- _What is required_
Write out the whole of the material exactly.

- _Records for this task_
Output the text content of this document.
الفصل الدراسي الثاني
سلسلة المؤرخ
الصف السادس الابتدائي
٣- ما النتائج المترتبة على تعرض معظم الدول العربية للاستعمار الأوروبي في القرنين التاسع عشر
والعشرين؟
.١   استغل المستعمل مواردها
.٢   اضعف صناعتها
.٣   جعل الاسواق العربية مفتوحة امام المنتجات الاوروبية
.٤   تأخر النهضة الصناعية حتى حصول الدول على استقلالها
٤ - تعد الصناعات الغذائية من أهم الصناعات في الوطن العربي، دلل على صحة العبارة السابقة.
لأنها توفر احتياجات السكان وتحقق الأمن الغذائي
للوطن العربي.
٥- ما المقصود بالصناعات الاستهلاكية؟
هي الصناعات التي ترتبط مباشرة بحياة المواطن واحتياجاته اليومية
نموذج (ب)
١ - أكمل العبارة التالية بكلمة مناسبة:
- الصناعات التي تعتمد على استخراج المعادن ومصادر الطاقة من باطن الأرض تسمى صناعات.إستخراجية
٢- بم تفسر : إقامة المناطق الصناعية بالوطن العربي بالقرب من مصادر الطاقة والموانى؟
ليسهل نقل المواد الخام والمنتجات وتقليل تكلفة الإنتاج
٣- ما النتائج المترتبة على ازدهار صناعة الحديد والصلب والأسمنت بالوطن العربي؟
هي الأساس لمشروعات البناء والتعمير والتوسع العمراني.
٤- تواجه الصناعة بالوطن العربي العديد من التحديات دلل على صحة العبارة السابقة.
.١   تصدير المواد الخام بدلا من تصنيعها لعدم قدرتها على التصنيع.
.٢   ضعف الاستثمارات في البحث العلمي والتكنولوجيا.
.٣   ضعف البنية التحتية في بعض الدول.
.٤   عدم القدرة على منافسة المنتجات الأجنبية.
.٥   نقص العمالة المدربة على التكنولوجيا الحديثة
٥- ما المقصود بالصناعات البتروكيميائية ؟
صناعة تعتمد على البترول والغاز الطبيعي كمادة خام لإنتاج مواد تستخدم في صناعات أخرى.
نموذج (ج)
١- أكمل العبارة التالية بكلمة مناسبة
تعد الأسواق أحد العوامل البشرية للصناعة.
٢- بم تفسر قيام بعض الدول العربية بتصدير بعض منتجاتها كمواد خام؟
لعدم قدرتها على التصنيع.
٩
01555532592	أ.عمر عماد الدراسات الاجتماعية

- _Full solution_
Output the text content of this document.
الفصل الدراسي الثاني
سلسلة المؤرخ
الصف السادس الابتدائي
٣- ما النتائج المترتبة على تعرض معظم الدول العربية للاستعمار الأوروبي في القرنين التاسع عشر
والعشرين؟
.١   استغل المستعمل مواردها
.٢   اضعف صناعتها
.٣   جعل الاسواق العربية مفتوحة امام المنتجات الاوروبية
.٤   تأخر النهضة الصناعية حتى حصول الدول على استقلالها
٤ - تعد الصناعات الغذائية من أهم الصناعات في الوطن العربي، دلل على صحة العبارة السابقة.
لأنها توفر احتياجات السكان وتحقق الأمن الغذائي
للوطن العربي.
٥- ما المقصود بالصناعات الاستهلاكية؟
هي الصناعات التي ترتبط مباشرة بحياة المواطن واحتياجاته اليومية
نموذج (ب)
١ - أكمل العبارة التالية بكلمة مناسبة:
- الصناعات التي تعتمد على استخراج المعادن ومصادر الطاقة من باطن الأرض تسمى صناعات.إستخراجية
٢- بم تفسر : إقامة المناطق الصناعية بالوطن العربي بالقرب من مصادر الطاقة والموانى؟
ليسهل نقل المواد الخام والمنتجات وتقليل تكلفة الإنتاج
٣- ما النتائج المترتبة على ازدهار صناعة الحديد والصلب والأسمنت بالوطن العربي؟
هي الأساس لمشروعات البناء والتعمير والتوسع العمراني.
٤- تواجه الصناعة بالوطن العربي العديد من التحديات دلل على صحة العبارة السابقة.
.١   تصدير المواد الخام بدلا من تصنيعها لعدم قدرتها على التصنيع.
.٢   ضعف الاستثمارات في البحث العلمي والتكنولوجيا.
.٣   ضعف البنية التحتية في بعض الدول.
.٤   عدم القدرة على منافسة المنتجات الأجنبية.
.٥   نقص العمالة المدربة على التكنولوجيا الحديثة
٥- ما المقصود بالصناعات البتروكيميائية ؟
صناعة تعتمد على البترول والغاز الطبيعي كمادة خام لإنتاج مواد تستخدم في صناعات أخرى.
نموذج (ج)
١- أكمل العبارة التالية بكلمة مناسبة
تعد الأسواق أحد العوامل البشرية للصناعة.
٢- بم تفسر قيام بعض الدول العربية بتصدير بعض منتجاتها كمواد خام؟
لعدم قدرتها على التصنيع.
٩
01555532592	أ.عمر عماد الدراسات الاجتماعية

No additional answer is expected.